* [EXERCISE REQUIREMENTS] Transcribe the listing word for word.

* [RECORDS PROVIDED]
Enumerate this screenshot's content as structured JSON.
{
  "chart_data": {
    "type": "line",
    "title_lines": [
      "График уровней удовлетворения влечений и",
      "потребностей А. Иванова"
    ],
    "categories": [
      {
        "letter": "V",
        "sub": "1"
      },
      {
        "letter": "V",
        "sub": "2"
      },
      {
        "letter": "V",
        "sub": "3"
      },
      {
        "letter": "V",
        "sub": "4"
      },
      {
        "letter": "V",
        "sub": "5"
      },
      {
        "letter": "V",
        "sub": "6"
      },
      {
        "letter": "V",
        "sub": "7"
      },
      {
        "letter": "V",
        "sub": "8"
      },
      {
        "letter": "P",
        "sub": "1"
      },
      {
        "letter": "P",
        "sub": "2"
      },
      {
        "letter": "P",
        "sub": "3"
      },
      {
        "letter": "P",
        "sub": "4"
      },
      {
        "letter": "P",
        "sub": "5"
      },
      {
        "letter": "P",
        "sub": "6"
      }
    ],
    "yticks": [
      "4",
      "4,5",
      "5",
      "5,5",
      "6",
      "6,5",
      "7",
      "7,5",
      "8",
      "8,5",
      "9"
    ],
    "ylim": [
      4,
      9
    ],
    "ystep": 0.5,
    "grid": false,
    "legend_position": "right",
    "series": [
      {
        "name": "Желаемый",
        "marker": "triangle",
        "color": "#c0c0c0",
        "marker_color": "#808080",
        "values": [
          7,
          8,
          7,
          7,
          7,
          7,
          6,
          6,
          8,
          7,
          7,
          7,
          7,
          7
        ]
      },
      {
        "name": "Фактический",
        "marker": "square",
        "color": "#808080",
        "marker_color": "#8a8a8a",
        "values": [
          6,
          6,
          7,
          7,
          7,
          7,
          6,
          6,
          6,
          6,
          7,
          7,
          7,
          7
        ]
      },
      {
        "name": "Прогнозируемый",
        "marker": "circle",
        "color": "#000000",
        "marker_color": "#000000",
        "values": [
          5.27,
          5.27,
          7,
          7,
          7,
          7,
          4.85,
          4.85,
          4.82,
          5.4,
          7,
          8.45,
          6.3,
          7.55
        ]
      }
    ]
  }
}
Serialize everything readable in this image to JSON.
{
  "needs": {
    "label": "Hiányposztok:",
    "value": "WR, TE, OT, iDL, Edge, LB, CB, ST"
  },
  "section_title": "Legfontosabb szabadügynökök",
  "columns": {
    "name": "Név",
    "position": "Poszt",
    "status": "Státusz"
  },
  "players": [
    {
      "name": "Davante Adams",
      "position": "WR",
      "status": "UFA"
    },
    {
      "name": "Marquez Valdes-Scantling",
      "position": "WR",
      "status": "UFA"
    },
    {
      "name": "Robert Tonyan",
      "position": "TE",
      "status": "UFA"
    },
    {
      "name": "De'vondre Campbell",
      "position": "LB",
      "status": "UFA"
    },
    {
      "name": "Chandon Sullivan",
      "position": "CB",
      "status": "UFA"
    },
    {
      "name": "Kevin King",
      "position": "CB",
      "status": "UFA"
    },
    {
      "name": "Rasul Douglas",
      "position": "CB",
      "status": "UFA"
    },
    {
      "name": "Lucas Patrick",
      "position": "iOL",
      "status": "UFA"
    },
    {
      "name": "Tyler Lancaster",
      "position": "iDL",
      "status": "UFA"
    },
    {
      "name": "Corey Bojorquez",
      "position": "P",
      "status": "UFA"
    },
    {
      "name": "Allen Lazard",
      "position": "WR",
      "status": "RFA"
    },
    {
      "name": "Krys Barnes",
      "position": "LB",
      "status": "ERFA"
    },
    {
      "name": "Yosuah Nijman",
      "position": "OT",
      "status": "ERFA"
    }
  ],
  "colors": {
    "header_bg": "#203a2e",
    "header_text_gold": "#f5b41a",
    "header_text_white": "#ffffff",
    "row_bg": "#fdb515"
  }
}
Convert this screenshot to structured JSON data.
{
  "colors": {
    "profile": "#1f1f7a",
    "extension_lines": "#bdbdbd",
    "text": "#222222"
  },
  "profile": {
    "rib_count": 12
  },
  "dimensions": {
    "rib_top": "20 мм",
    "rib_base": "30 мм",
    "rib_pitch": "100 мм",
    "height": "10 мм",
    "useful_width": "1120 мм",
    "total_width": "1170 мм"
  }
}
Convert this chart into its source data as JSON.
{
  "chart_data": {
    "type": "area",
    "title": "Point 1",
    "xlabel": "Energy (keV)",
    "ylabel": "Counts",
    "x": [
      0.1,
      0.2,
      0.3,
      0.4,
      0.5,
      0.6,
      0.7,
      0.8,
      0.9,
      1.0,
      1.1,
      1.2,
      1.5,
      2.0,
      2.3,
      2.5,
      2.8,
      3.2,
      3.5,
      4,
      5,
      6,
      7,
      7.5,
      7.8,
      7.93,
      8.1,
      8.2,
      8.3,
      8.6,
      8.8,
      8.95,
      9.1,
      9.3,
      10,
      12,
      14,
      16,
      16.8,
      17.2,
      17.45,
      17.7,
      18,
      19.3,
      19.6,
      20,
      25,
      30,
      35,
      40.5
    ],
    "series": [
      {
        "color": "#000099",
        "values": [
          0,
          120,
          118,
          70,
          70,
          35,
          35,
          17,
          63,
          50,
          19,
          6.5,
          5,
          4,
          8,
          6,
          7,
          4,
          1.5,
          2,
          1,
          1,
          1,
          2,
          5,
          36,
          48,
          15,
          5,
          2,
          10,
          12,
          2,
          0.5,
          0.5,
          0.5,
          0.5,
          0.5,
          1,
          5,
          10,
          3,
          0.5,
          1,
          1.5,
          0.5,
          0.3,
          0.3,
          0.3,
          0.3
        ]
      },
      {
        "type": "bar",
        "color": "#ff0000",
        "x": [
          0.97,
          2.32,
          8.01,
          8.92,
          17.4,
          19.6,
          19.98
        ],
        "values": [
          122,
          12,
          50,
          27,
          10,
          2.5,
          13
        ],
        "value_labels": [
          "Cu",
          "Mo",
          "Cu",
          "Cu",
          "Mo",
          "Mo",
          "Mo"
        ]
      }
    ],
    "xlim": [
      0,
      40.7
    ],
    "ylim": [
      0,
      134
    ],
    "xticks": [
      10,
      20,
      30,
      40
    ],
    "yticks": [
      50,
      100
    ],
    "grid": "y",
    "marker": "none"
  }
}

* [WRITTEN RESPONSE]
Enumerate this screenshot's content as structured JSON.
{
  "chart_data": {
    "type": "line",
    "title_lines": [
      "График уровней удовлетворения влечений и",
      "потребностей А. Иванова"
    ],
    "categories": [
      {
        "letter": "V",
        "sub": "1"
      },
      {
        "letter": "V",
        "sub": "2"
      },
      {
        "letter": "V",
        "sub": "3"
      },
      {
        "letter": "V",
        "sub": "4"
      },
      {
        "letter": "V",
        "sub": "5"
      },
      {
        "letter": "V",
        "sub": "6"
      },
      {
        "letter": "V",
        "sub": "7"
      },
      {
        "letter": "V",
        "sub": "8"
      },
      {
        "letter": "P",
        "sub": "1"
      },
      {
        "letter": "P",
        "sub": "2"
      },
      {
        "letter": "P",
        "sub": "3"
      },
      {
        "letter": "P",
        "sub": "4"
      },
      {
        "letter": "P",
        "sub": "5"
      },
      {
        "letter": "P",
        "sub": "6"
      }
    ],
    "yticks": [
      "4",
      "4,5",
      "5",
      "5,5",
      "6",
      "6,5",
      "7",
      "7,5",
      "8",
      "8,5",
      "9"
    ],
    "ylim": [
      4,
      9
    ],
    "ystep": 0.5,
    "grid": false,
    "legend_position": "right",
    "series": [
      {
        "name": "Желаемый",
        "marker": "triangle",
        "color": "#c0c0c0",
        "marker_color": "#808080",
        "values": [
          7,
          8,
          7,
          7,
          7,
          7,
          6,
          6,
          8,
          7,
          7,
          7,
          7,
          7
        ]
      },
      {
        "name": "Фактический",
        "marker": "square",
        "color": "#808080",
        "marker_color": "#8a8a8a",
        "values": [
          6,
          6,
          7,
          7,
          7,
          7,
          6,
          6,
          6,
          6,
          7,
          7,
          7,
          7
        ]
      },
      {
        "name": "Прогнозируемый",
        "marker": "circle",
        "color": "#000000",
        "marker_color": "#000000",
        "values": [
          5.27,
          5.27,
          7,
          7,
          7,
          7,
          4.85,
          4.85,
          4.82,
          5.4,
          7,
          8.45,
          6.3,
          7.55
        ]
      }
    ]
  }
}
Serialize everything readable in this image to JSON.
{
  "needs": {
    "label": "Hiányposztok:",
    "value": "WR, TE, OT, iDL, Edge, LB, CB, ST"
  },
  "section_title": "Legfontosabb szabadügynökök",
  "columns": {
    "name": "Név",
    "position": "Poszt",
    "status": "Státusz"
  },
  "players": [
    {
      "name": "Davante Adams",
      "position": "WR",
      "status": "UFA"
    },
    {
      "name": "Marquez Valdes-Scantling",
      "position": "WR",
      "status": "UFA"
    },
    {
      "name": "Robert Tonyan",
      "position": "TE",
      "status": "UFA"
    },
    {
      "name": "De'vondre Campbell",
      "position": "LB",
      "status": "UFA"
    },
    {
      "name": "Chandon Sullivan",
      "position": "CB",
      "status": "UFA"
    },
    {
      "name": "Kevin King",
      "position": "CB",
      "status": "UFA"
    },
    {
      "name": "Rasul Douglas",
      "position": "CB",
      "status": "UFA"
    },
    {
      "name": "Lucas Patrick",
      "position": "iOL",
      "status": "UFA"
    },
    {
      "name": "Tyler Lancaster",
      "position": "iDL",
      "status": "UFA"
    },
    {
      "name": "Corey Bojorquez",
      "position": "P",
      "status": "UFA"
    },
    {
      "name": "Allen Lazard",
      "position": "WR",
      "status": "RFA"
    },
    {
      "name": "Krys Barnes",
      "position": "LB",
      "status": "ERFA"
    },
    {
      "name": "Yosuah Nijman",
      "position": "OT",
      "status": "ERFA"
    }
  ],
  "colors": {
    "header_bg": "#203a2e",
    "header_text_gold": "#f5b41a",
    "header_text_white": "#ffffff",
    "row_bg": "#fdb515"
  }
}
Convert this screenshot to structured JSON data.
{
  "colors": {
    "profile": "#1f1f7a",
    "extension_lines": "#bdbdbd",
    "text": "#222222"
  },
  "profile": {
    "rib_count": 12
  },
  "dimensions": {
    "rib_top": "20 мм",
    "rib_base": "30 мм",
    "rib_pitch": "100 мм",
    "height": "10 мм",
    "useful_width": "1120 мм",
    "total_width": "1170 мм"
  }
}
Convert this chart into its source data as JSON.
{
  "chart_data": {
    "type": "area",
    "title": "Point 1",
    "xlabel": "Energy (keV)",
    "ylabel": "Counts",
    "x": [
      0.1,
      0.2,
      0.3,
      0.4,
      0.5,
      0.6,
      0.7,
      0.8,
      0.9,
      1.0,
      1.1,
      1.2,
      1.5,
      2.0,
      2.3,
      2.5,
      2.8,
      3.2,
      3.5,
      4,
      5,
      6,
      7,
      7.5,
      7.8,
      7.93,
      8.1,
      8.2,
      8.3,
      8.6,
      8.8,
      8.95,
      9.1,
      9.3,
      10,
      12,
      14,
      16,
      16.8,
      17.2,
      17.45,
      17.7,
      18,
      19.3,
      19.6,
      20,
      25,
      30,
      35,
      40.5
    ],
    "series": [
      {
        "color": "#000099",
        "values": [
          0,
          120,
          118,
          70,
          70,
          35,
          35,
          17,
          63,
          50,
          19,
          6.5,
          5,
          4,
          8,
          6,
          7,
          4,
          1.5,
          2,
          1,
          1,
          1,
          2,
          5,
          36,
          48,
          15,
          5,
          2,
          10,
          12,
          2,
          0.5,
          0.5,
          0.5,
          0.5,
          0.5,
          1,
          5,
          10,
          3,
          0.5,
          1,
          1.5,
          0.5,
          0.3,
          0.3,
          0.3,
          0.3
        ]
      },
      {
        "type": "bar",
        "color": "#ff0000",
        "x": [
          0.97,
          2.32,
          8.01,
          8.92,
          17.4,
          19.6,
          19.98
        ],
        "values": [
          122,
          12,
          50,
          27,
          10,
          2.5,
          13
        ],
        "value_labels": [
          "Cu",
          "Mo",
          "Cu",
          "Cu",
          "Mo",
          "Mo",
          "Mo"
        ]
      }
    ],
    "xlim": [
      0,
      40.7
    ],
    "ylim": [
      0,
      134
    ],
    "xticks": [
      10,
      20,
      30,
      40
    ],
    "yticks": [
      50,
      100
    ],
    "grid": "y",
    "marker": "none"
  }
}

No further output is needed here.